In your copy, repeat the records exactly and leave out the pictures.

Dataset items
◇ ◇ ◇ ◇ ◇ ◇ ◇
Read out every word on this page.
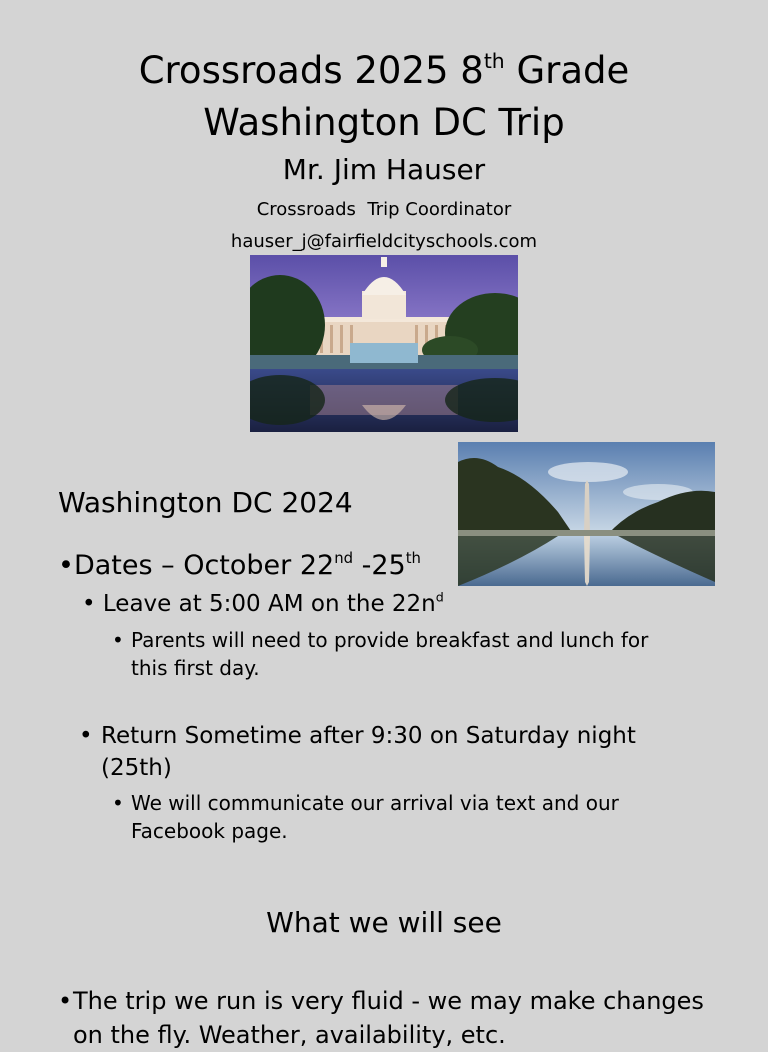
Crossroads 2025 8th Grade
Washington DC Trip
Mr. Jim Hauser
Crossroads  Trip Coordinator
hauser_j@fairfieldcityschools.com
Washington DC 2024
•Dates – October 22nd -25th
• Leave at 5:00 AM on the $22n^d$
• Parents will need to provide breakfast and lunch for
this first day.
• Return Sometime after 9:30 on Saturday night
(25th)
• We will communicate our arrival via text and our
Facebook page.
What we will see
• The trip we run is very fluid - we may make changes
on the fly. Weather, availability, etc.
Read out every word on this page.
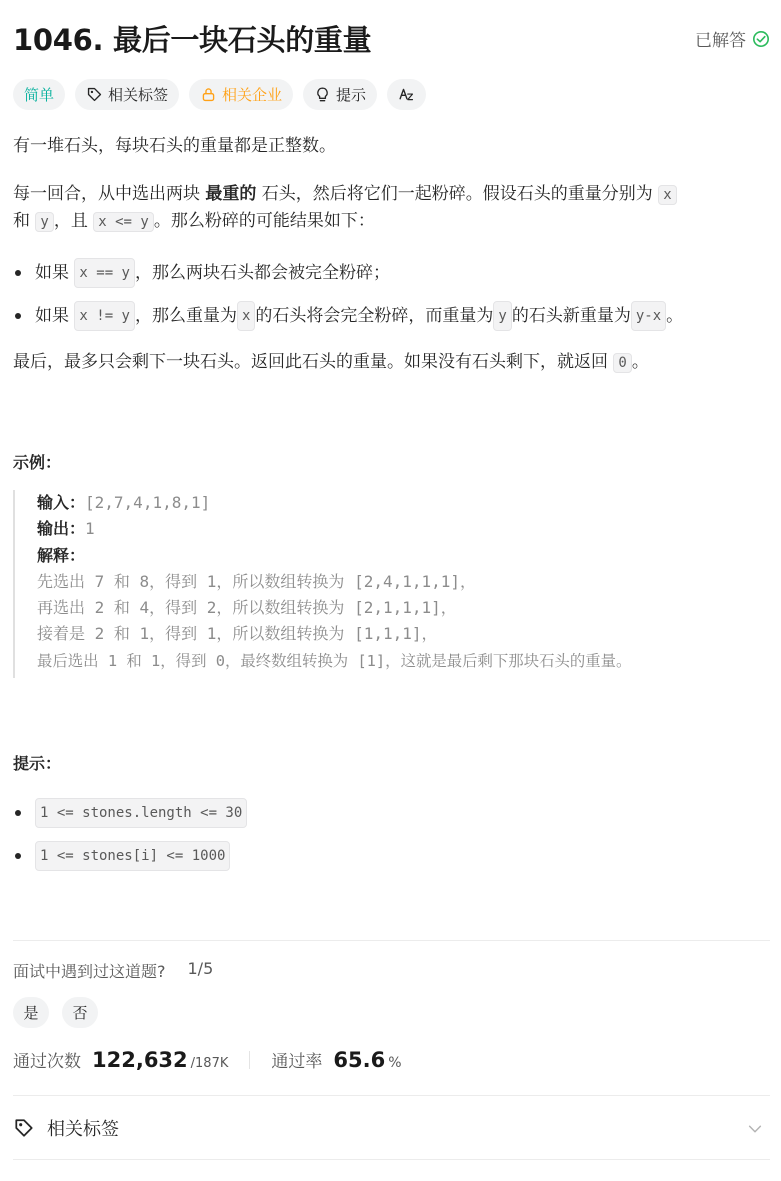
1046. 最后一块石头的重量	已解答
简单	相关标签	相关企业	提示
有一堆石头，每块石头的重量都是正整数。
每一回合，从中选出两块 最重的 石头，然后将它们一起粉碎。假设石头的重量分别为 x
和 y ，且 x <= y 。那么粉碎的可能结果如下：
如果
x == y ，那么两块石头都会被完全粉碎；
如果
x != y ，那么重量为 x 的石头将会完全粉碎，而重量为 y 的石头新重量为 y-x 。
最后，最多只会剩下一块石头。返回此石头的重量。如果没有石头剩下，就返回 0 。
示例：
输入：[2,7,4,1,8,1]
输出：1
解释：
先选出 7 和 8，得到 1，所以数组转换为 [2,4,1,1,1]，
再选出 2 和 4，得到 2，所以数组转换为 [2,1,1,1]，
接着是 2 和 1，得到 1，所以数组转换为 [1,1,1]，
最后选出 1 和 1，得到 0，最终数组转换为 [1]，这就是最后剩下那块石头的重量。
提示：
1 <= stones.length <= 30
1 <= stones[i] <= 1000
面试中遇到过这道题? 1/5
是	否
通过次数 122,632 /187K	通过率 65.6 %
相关标签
◇ ◇ ◇ ◇ ◇ ◇ ◇
EXERCISE ANSWER:
Read out every word on this page.
Crossroads 2025 8th Grade
Washington DC Trip
Mr. Jim Hauser
Crossroads  Trip Coordinator
hauser_j@fairfieldcityschools.com
Washington DC 2024
•Dates – October 22nd -25th
• Leave at 5:00 AM on the $22n^d$
• Parents will need to provide breakfast and lunch for
this first day.
• Return Sometime after 9:30 on Saturday night
(25th)
• We will communicate our arrival via text and our
Facebook page.
What we will see
• The trip we run is very fluid - we may make changes
on the fly. Weather, availability, etc.
Read out every word on this page.
1046. 最后一块石头的重量	已解答
简单	相关标签	相关企业	提示
有一堆石头，每块石头的重量都是正整数。
每一回合，从中选出两块 最重的 石头，然后将它们一起粉碎。假设石头的重量分别为 x
和 y ，且 x <= y 。那么粉碎的可能结果如下：
如果
x == y ，那么两块石头都会被完全粉碎；
如果
x != y ，那么重量为 x 的石头将会完全粉碎，而重量为 y 的石头新重量为 y-x 。
最后，最多只会剩下一块石头。返回此石头的重量。如果没有石头剩下，就返回 0 。
示例：
输入：[2,7,4,1,8,1]
输出：1
解释：
先选出 7 和 8，得到 1，所以数组转换为 [2,4,1,1,1]，
再选出 2 和 4，得到 2，所以数组转换为 [2,1,1,1]，
接着是 2 和 1，得到 1，所以数组转换为 [1,1,1]，
最后选出 1 和 1，得到 0，最终数组转换为 [1]，这就是最后剩下那块石头的重量。
提示：
1 <= stones.length <= 30
1 <= stones[i] <= 1000
面试中遇到过这道题? 1/5
是	否
通过次数 122,632 /187K	通过率 65.6 %
相关标签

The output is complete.